## Aim
Reproduce every line of the data below verbatim, but leave out the pictures.

## Dataset excerpt
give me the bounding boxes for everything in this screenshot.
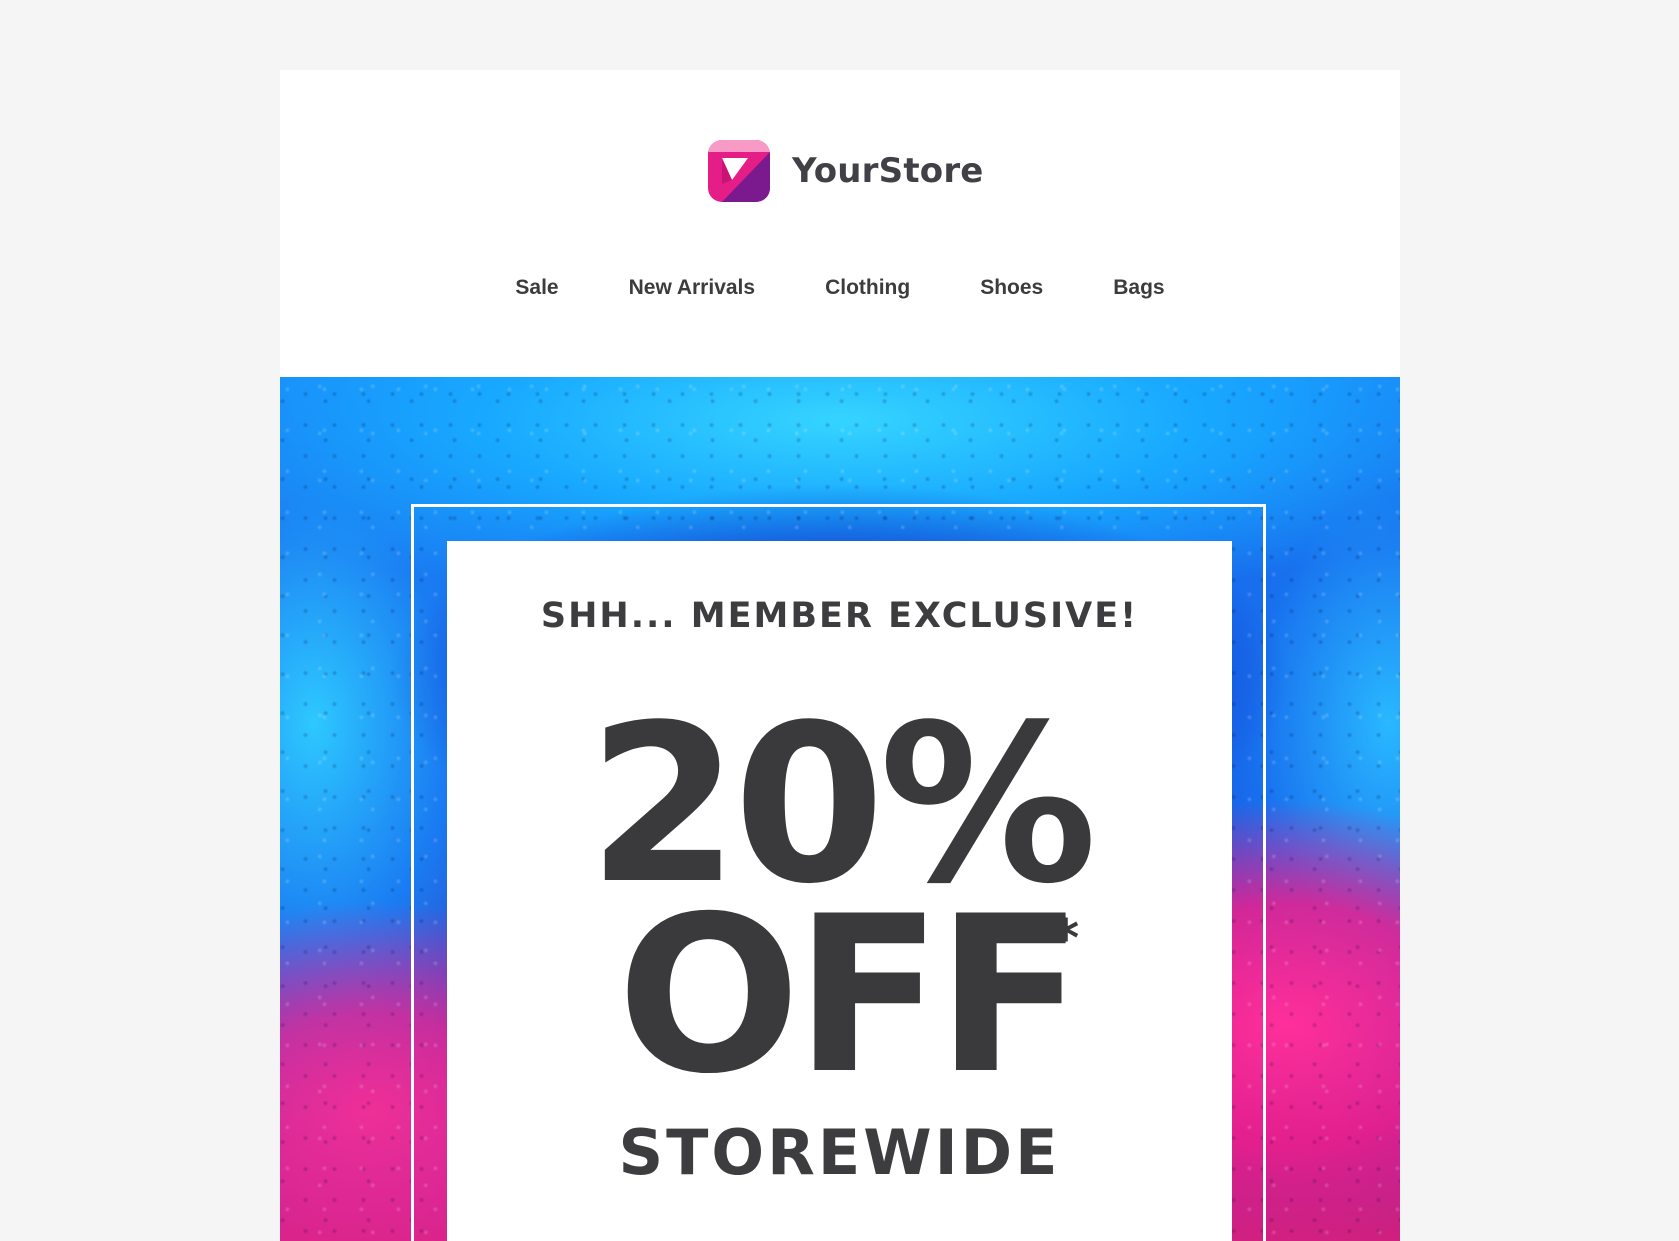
email-container: YourStore Sale New Arrivals Clothing Sho… (280, 70, 1400, 1241)
nav-item-sale[interactable]: Sale (515, 276, 558, 300)
hero-banner[interactable]: SHH... MEMBER EXCLUSIVE! 20% OFF * STORE… (280, 377, 1400, 1241)
email-header: YourStore Sale New Arrivals Clothing Sho… (280, 70, 1400, 377)
nav-item-bags[interactable]: Bags (1113, 276, 1164, 300)
brand-name: YourStore (792, 151, 984, 191)
nav-item-shoes[interactable]: Shoes (980, 276, 1043, 300)
main-nav: Sale New Arrivals Clothing Shoes Bags (280, 276, 1400, 300)
nav-item-new-arrivals[interactable]: New Arrivals (629, 276, 755, 300)
promo-card: SHH... MEMBER EXCLUSIVE! 20% OFF * STORE… (447, 541, 1232, 1241)
promo-scope: STOREWIDE (618, 1116, 1061, 1189)
promo-off: OFF (617, 870, 1084, 1121)
promo-asterisk: * (1052, 909, 1080, 969)
nav-item-clothing[interactable]: Clothing (825, 276, 910, 300)
store-logo-icon (708, 140, 770, 202)
brand-logo[interactable]: YourStore (708, 140, 984, 202)
promo-eyebrow: SHH... MEMBER EXCLUSIVE! (540, 596, 1139, 636)
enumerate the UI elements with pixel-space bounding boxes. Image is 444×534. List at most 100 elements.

## Result of this exercise
give me the bounding boxes for everything in this screenshot.
email-container: YourStore Sale New Arrivals Clothing Sho… (280, 70, 1400, 1241)
nav-item-sale[interactable]: Sale (515, 276, 558, 300)
hero-banner[interactable]: SHH... MEMBER EXCLUSIVE! 20% OFF * STORE… (280, 377, 1400, 1241)
email-header: YourStore Sale New Arrivals Clothing Sho… (280, 70, 1400, 377)
nav-item-bags[interactable]: Bags (1113, 276, 1164, 300)
brand-name: YourStore (792, 151, 984, 191)
nav-item-shoes[interactable]: Shoes (980, 276, 1043, 300)
main-nav: Sale New Arrivals Clothing Shoes Bags (280, 276, 1400, 300)
nav-item-new-arrivals[interactable]: New Arrivals (629, 276, 755, 300)
promo-card: SHH... MEMBER EXCLUSIVE! 20% OFF * STORE… (447, 541, 1232, 1241)
promo-scope: STOREWIDE (618, 1116, 1061, 1189)
promo-off: OFF (617, 870, 1084, 1121)
promo-asterisk: * (1052, 909, 1080, 969)
nav-item-clothing[interactable]: Clothing (825, 276, 910, 300)
store-logo-icon (708, 140, 770, 202)
brand-logo[interactable]: YourStore (708, 140, 984, 202)
promo-eyebrow: SHH... MEMBER EXCLUSIVE! (540, 596, 1139, 636)
enumerate the UI elements with pixel-space bounding boxes. Image is 444×534. List at most 100 elements.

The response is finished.